[TEXT BLOCK]
****************
Minimum spanning trees: Prim's algorithm

Prim's algorithm grows a minimum spanning tree from a single start vertex by absorbing the cheapest crossing edge. Same MST as Kruskal, different path; better choice on dense and implicit graphs.

8.12advanced 15 min 2,836 words python · java · cpp · go Updated 2026-05-25

Problem ladder

Star problem

A thousand 2D points. The problem asks for the cheapest network of segments that connects all of them, where every pair has a Manhattan-distance cost. Sort the half-million implicit edges and feed them to Kruskal? Possible, but you have just paid O(n² log n) to materialise an edge list before the MST algorithm even starts. There is a better answer, and it has a name from 1957, though the algorithm itself is older than that.

The chapter is the second half of a pair. Minimum spanning trees: Kruskal's algorithm taught the edge-driven view: sort every edge once, walk the list, accept any edge whose endpoints sit in different components. This chapter is the vertex-driven view. Pick a start vertex; grow a single tree from it; at every step, absorb the cheapest edge crossing the boundary between the in-tree vertices and everything else. Same MST in the end (when edge weights are distinct, both algorithms produce the unique tree[1]); a different journey to it, and a different cost profile.
****************
[TASKS TO COMPLETE]
1 – List the programming languages named in the header line of the Prim's algorithm text.
2 – Reproduce the part of the Prim's algorithm text that begins with "Minimum spanning trees: Prim's" and ends with "and implicit graphs.", switching "start vertex" to "root vertex" wherever it occurs.

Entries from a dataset
****************
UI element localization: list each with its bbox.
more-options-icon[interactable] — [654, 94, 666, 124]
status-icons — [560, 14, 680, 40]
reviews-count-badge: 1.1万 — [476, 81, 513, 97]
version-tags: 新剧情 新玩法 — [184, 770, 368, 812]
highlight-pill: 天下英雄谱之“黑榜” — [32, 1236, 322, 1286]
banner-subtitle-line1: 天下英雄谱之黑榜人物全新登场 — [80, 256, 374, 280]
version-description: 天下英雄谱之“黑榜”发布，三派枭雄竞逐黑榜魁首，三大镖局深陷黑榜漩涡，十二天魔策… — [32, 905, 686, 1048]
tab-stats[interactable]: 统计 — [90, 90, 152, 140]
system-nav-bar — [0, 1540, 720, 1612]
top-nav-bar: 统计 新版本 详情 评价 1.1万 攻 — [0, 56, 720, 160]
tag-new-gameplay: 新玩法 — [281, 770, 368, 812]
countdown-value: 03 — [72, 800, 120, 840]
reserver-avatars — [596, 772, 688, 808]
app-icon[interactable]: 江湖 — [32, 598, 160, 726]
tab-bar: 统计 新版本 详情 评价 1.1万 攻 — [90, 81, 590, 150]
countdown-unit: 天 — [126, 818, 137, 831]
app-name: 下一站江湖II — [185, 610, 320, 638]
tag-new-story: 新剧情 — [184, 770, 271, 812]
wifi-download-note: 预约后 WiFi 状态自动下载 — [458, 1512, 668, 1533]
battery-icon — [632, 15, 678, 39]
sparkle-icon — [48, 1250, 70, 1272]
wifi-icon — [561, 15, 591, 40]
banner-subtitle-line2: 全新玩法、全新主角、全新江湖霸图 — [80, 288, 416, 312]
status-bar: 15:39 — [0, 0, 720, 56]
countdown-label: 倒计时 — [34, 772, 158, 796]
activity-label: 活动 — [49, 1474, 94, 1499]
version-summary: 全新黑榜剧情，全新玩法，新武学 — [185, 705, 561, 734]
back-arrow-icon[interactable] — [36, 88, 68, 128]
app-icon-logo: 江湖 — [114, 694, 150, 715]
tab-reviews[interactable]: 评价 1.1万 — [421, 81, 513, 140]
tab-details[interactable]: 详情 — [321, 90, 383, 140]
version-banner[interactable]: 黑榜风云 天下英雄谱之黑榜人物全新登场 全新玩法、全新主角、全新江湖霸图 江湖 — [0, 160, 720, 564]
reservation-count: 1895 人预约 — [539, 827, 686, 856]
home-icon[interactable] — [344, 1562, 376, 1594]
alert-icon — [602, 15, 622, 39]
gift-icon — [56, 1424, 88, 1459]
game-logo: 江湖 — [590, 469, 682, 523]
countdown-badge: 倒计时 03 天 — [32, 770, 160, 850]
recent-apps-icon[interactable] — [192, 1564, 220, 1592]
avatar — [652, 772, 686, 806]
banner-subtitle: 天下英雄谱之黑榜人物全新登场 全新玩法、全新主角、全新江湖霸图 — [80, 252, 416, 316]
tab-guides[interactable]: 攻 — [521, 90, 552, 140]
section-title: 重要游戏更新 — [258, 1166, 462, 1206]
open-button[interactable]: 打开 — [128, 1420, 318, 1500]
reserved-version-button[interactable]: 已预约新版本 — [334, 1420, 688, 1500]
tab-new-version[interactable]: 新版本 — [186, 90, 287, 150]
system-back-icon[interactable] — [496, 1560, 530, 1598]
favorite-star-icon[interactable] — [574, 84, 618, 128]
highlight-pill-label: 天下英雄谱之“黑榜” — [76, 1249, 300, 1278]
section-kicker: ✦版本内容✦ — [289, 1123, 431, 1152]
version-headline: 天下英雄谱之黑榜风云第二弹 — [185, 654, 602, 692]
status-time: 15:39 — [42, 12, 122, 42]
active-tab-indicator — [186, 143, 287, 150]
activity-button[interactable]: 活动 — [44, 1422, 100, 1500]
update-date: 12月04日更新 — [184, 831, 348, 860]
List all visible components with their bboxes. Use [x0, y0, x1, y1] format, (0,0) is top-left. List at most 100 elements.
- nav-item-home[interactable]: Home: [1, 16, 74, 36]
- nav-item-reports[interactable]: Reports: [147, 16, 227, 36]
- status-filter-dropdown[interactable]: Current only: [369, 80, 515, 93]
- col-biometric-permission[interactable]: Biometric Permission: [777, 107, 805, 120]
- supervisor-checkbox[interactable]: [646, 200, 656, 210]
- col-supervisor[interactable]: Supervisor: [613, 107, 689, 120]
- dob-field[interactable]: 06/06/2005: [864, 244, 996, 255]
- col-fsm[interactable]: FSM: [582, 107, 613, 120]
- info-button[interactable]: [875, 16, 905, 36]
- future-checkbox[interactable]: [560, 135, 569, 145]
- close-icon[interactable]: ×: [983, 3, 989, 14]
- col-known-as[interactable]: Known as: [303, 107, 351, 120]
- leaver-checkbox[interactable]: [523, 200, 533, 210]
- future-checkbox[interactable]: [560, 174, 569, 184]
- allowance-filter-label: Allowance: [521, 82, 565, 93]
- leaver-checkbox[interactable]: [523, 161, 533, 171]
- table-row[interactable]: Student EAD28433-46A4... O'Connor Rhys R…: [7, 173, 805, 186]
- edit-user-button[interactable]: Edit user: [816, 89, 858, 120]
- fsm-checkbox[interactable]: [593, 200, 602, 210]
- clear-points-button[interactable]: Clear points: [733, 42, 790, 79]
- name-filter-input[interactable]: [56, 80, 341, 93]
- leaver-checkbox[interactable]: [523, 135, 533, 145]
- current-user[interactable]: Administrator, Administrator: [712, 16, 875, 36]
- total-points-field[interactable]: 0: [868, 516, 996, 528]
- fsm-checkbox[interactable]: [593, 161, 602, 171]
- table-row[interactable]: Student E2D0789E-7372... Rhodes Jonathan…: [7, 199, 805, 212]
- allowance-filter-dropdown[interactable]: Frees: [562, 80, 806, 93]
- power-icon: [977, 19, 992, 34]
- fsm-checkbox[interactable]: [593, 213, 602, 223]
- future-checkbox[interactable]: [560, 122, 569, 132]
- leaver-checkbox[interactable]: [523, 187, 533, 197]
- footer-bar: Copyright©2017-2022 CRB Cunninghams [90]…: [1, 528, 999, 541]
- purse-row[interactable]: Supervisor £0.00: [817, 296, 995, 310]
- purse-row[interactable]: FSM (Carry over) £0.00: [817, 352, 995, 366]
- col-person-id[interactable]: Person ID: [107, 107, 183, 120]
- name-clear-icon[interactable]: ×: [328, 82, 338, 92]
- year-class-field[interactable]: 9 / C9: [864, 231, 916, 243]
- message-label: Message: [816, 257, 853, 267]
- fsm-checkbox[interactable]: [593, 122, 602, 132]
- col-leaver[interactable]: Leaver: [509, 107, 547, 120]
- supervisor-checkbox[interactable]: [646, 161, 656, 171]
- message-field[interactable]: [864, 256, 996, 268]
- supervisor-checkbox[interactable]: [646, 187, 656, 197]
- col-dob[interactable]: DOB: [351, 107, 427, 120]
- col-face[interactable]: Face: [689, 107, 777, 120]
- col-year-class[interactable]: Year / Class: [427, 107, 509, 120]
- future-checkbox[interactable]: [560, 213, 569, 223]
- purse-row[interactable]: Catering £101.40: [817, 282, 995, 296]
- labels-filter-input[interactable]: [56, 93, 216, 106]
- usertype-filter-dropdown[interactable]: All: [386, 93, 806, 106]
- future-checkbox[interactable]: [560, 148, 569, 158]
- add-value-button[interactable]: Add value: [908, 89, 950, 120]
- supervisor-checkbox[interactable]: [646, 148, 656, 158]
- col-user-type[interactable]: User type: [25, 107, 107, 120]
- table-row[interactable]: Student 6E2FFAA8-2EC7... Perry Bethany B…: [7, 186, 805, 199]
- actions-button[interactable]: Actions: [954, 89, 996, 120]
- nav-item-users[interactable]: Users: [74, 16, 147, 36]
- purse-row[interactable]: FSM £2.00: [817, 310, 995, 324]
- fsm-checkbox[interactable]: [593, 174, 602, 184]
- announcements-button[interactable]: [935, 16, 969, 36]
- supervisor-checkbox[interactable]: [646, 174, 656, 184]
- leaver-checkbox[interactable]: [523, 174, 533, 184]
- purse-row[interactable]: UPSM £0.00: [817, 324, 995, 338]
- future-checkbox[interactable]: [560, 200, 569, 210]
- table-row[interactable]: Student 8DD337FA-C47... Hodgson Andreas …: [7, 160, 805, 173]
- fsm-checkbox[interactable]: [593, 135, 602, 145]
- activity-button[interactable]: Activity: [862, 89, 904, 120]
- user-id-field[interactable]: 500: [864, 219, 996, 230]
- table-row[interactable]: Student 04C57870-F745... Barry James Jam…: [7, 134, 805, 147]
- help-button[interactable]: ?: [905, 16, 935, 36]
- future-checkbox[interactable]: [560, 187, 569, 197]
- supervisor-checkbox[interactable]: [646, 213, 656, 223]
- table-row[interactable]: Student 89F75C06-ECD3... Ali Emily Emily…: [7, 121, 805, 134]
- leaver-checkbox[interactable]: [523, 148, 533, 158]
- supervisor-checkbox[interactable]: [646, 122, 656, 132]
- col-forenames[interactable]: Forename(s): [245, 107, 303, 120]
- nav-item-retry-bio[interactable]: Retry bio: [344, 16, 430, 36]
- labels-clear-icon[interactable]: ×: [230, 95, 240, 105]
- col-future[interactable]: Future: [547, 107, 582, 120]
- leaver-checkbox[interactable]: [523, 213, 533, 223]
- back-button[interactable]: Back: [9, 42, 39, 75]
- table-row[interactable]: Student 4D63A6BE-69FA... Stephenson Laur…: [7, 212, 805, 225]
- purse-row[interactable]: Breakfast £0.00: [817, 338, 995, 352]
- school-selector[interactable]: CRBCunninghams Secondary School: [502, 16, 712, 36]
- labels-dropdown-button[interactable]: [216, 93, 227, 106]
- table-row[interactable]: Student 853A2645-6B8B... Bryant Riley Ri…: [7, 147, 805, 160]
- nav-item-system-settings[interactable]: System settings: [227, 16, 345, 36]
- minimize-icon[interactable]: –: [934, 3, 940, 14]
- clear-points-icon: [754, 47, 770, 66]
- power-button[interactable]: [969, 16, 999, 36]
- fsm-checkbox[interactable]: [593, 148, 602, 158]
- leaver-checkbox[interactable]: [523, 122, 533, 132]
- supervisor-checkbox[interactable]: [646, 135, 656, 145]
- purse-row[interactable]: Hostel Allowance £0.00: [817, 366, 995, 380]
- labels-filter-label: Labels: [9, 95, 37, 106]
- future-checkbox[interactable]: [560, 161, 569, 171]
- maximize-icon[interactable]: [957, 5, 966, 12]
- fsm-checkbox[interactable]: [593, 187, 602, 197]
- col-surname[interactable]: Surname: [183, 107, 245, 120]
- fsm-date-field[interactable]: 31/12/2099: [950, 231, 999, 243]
****************
[EXPECTED RESULTS]
1 – python, java, cpp, go

2 –
Minimum spanning trees: Prim's algorithm

Prim's algorithm grows a minimum spanning tree from a single root vertex by absorbing the cheapest crossing edge. Same MST as Kruskal, different path; better choice on dense and implicit graphs.